• Work instructions
Below are the records; copy each line in them that holds the word "LOGISTICS".

• Records provided
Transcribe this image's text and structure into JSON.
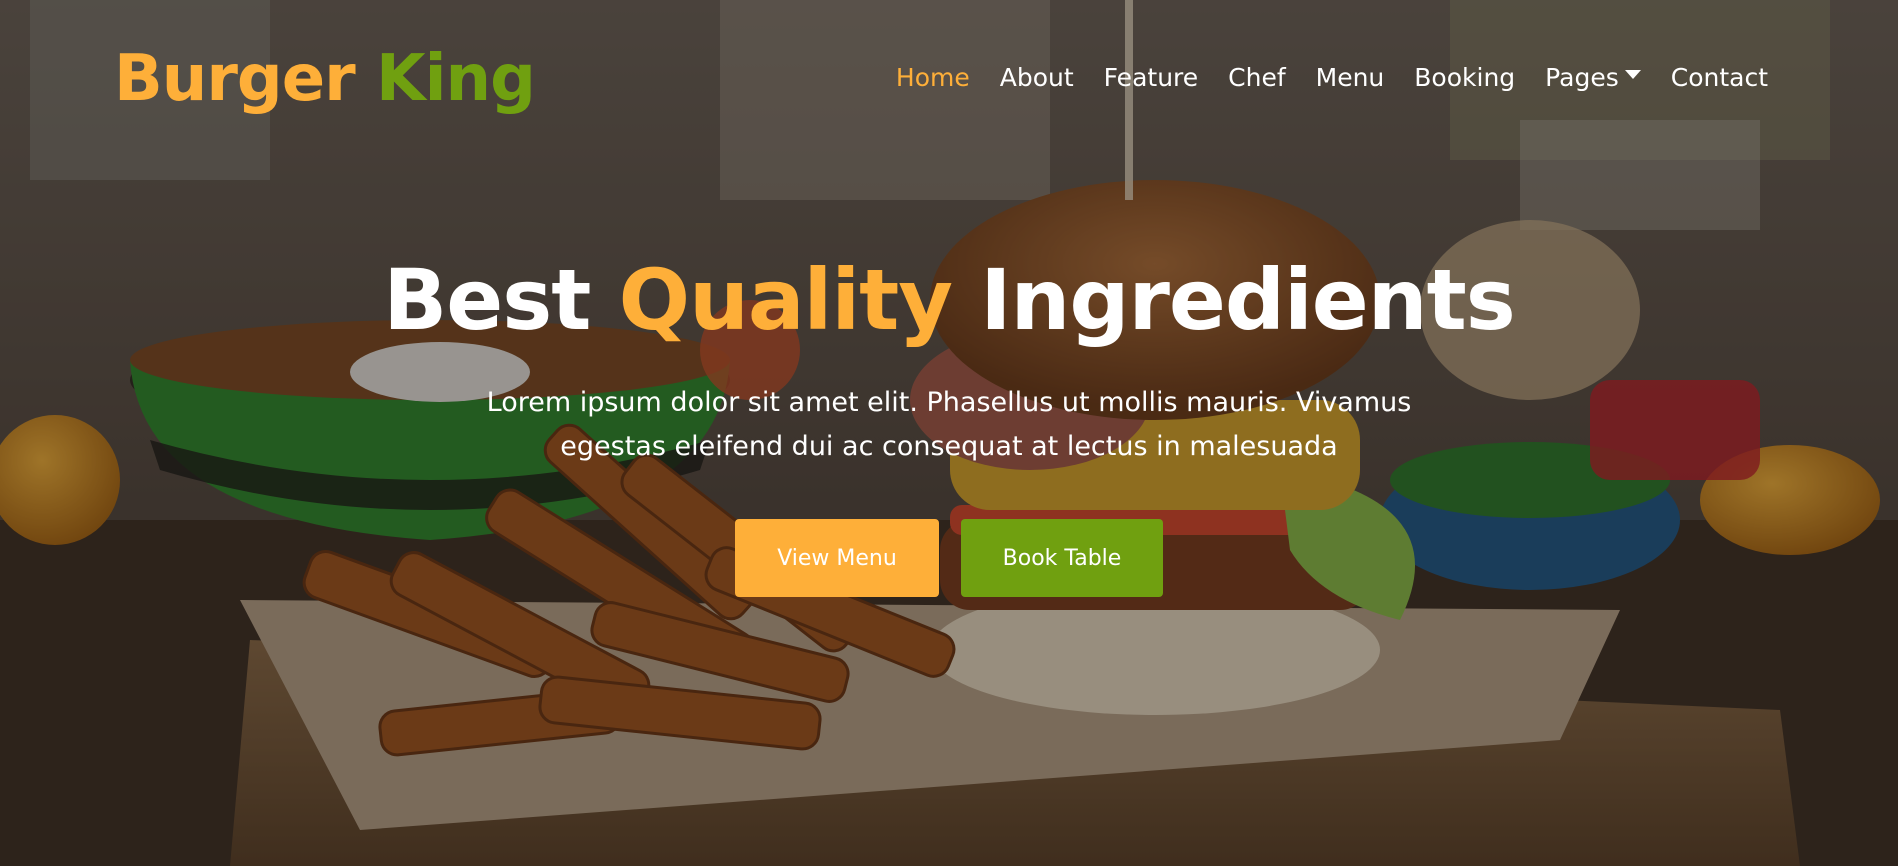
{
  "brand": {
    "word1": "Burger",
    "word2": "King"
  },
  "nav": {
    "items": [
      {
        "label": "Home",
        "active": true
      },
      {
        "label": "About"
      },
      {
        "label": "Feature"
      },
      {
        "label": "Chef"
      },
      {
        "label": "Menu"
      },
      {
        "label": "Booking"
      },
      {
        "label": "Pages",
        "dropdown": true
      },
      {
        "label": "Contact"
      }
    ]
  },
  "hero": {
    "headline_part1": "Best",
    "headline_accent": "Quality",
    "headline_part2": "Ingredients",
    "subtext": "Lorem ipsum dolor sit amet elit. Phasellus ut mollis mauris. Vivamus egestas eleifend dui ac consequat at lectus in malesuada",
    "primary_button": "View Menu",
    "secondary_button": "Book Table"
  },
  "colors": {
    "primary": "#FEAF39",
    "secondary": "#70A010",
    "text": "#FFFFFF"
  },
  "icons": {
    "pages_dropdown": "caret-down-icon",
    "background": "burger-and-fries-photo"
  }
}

* * *

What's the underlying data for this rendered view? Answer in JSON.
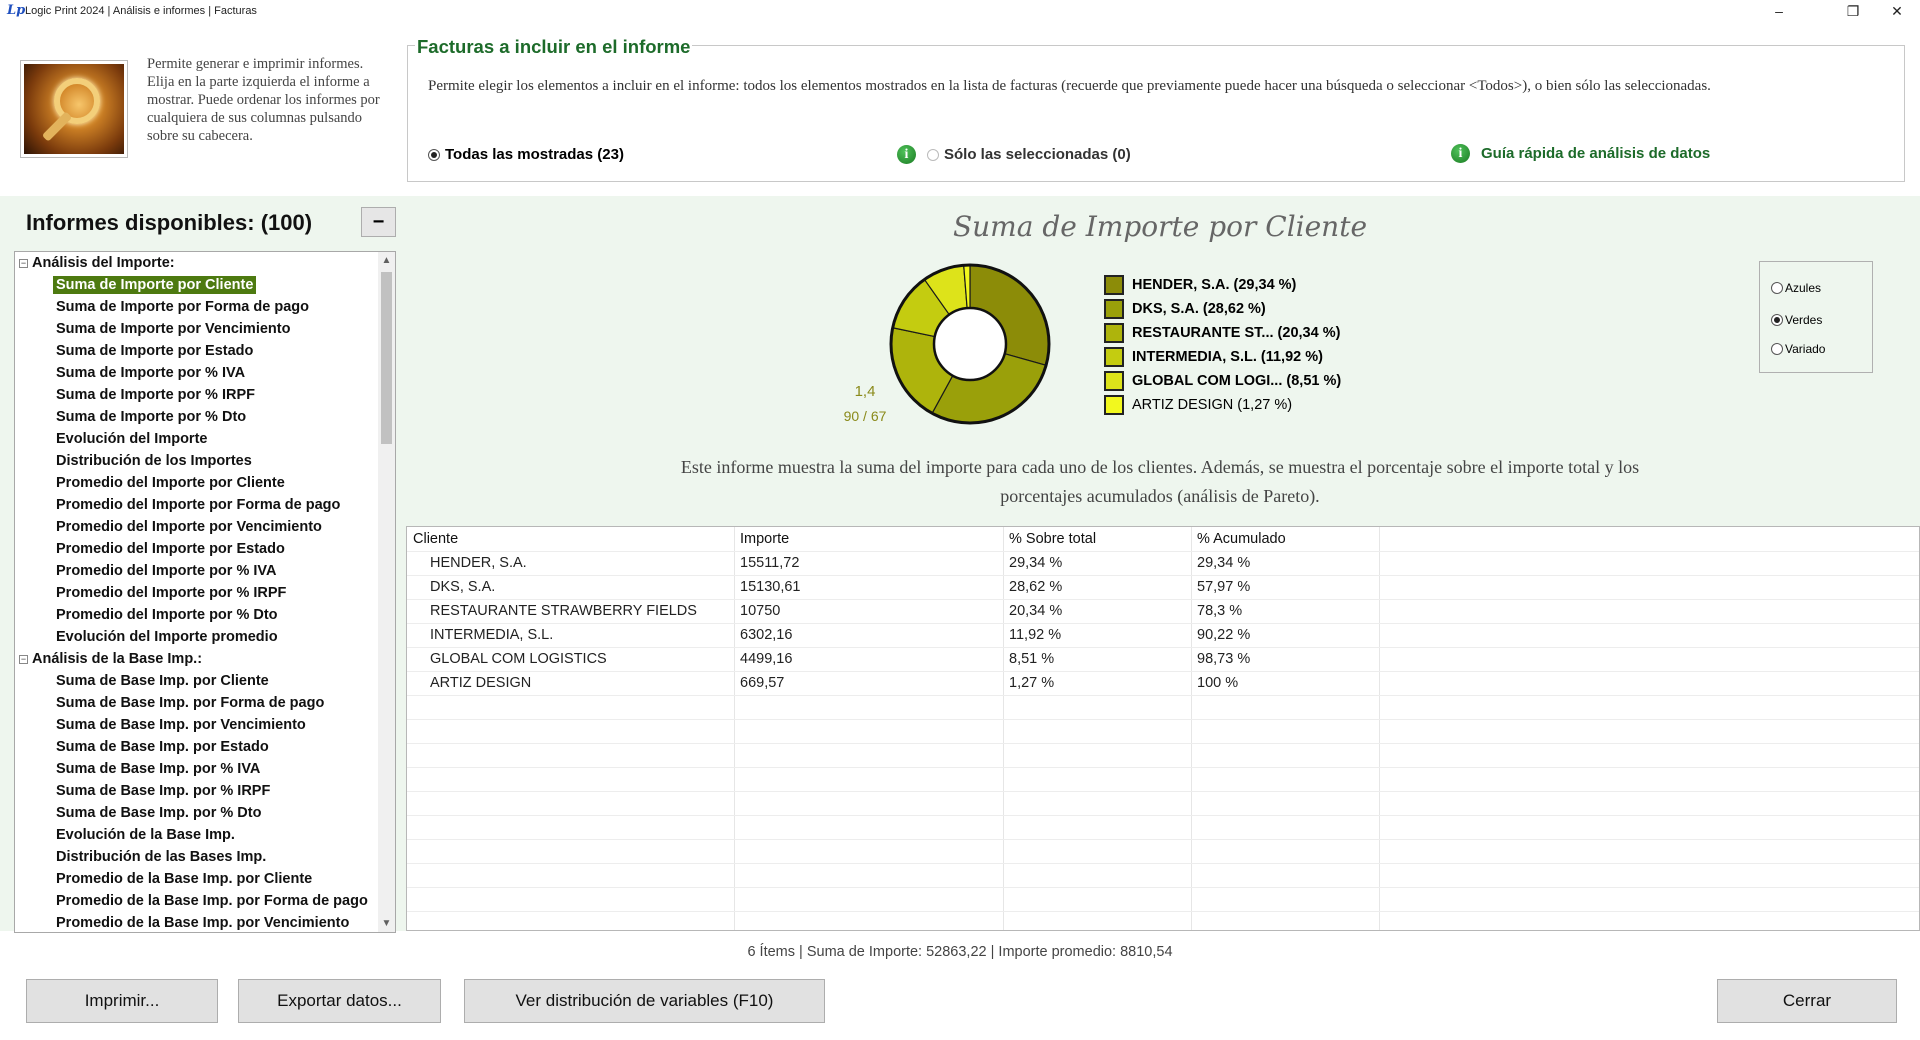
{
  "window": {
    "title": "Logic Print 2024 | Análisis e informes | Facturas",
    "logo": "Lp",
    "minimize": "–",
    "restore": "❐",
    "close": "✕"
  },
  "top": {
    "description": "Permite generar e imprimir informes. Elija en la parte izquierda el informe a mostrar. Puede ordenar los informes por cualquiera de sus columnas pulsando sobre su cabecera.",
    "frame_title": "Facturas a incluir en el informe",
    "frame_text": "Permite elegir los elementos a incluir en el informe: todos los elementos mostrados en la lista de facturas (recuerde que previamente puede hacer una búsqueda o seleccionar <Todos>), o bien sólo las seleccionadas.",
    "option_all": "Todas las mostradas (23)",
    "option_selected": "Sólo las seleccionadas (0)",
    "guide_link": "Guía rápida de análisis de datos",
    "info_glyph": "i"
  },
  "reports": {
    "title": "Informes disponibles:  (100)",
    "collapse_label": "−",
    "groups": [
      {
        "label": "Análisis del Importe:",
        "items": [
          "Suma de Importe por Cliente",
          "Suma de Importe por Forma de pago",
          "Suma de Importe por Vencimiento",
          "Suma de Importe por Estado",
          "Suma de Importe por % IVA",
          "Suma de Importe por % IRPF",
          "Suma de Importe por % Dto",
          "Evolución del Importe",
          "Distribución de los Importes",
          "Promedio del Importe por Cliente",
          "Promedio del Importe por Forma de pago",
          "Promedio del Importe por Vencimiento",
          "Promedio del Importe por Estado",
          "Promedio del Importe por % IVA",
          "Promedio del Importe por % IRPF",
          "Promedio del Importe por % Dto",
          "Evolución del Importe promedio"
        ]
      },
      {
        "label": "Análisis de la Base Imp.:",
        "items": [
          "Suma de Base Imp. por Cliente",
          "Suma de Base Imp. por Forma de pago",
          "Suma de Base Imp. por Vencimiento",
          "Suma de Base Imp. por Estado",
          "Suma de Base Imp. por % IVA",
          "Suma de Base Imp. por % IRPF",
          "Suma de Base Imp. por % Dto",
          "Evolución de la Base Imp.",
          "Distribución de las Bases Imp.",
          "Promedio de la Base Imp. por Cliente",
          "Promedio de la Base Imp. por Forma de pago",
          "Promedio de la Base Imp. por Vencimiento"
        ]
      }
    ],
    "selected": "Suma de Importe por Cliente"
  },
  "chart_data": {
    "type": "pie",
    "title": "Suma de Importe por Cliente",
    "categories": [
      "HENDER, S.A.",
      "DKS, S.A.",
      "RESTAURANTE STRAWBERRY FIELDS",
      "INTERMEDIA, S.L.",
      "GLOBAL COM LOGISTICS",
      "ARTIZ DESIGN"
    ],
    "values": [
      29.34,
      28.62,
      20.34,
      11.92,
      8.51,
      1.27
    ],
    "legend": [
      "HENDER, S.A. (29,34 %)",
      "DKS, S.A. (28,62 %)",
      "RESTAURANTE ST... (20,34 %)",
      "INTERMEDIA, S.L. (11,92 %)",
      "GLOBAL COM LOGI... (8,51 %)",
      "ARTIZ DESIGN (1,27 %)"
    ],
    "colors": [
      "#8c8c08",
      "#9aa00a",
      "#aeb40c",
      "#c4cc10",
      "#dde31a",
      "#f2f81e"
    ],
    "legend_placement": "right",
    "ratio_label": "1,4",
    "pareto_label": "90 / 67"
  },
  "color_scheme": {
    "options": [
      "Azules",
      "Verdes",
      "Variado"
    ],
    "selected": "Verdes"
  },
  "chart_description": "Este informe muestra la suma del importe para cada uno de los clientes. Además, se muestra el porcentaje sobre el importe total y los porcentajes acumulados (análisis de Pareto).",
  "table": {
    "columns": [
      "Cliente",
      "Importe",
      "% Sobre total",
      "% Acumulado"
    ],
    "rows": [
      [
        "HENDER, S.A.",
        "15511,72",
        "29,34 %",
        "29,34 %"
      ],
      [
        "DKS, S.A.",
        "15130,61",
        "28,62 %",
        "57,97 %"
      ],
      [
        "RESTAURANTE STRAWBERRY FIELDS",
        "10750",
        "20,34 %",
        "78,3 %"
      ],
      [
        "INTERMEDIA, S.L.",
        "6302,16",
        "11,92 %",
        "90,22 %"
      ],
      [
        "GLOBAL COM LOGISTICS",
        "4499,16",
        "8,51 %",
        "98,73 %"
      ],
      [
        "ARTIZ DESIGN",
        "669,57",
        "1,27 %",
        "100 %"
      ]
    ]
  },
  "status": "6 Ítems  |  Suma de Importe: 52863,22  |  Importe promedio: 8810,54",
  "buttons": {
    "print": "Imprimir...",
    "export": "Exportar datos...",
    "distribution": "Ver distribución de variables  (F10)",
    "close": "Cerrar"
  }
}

• Output of the exercise
      "GLOBAL COM LOGISTICS",
        "GLOBAL COM LOGISTICS",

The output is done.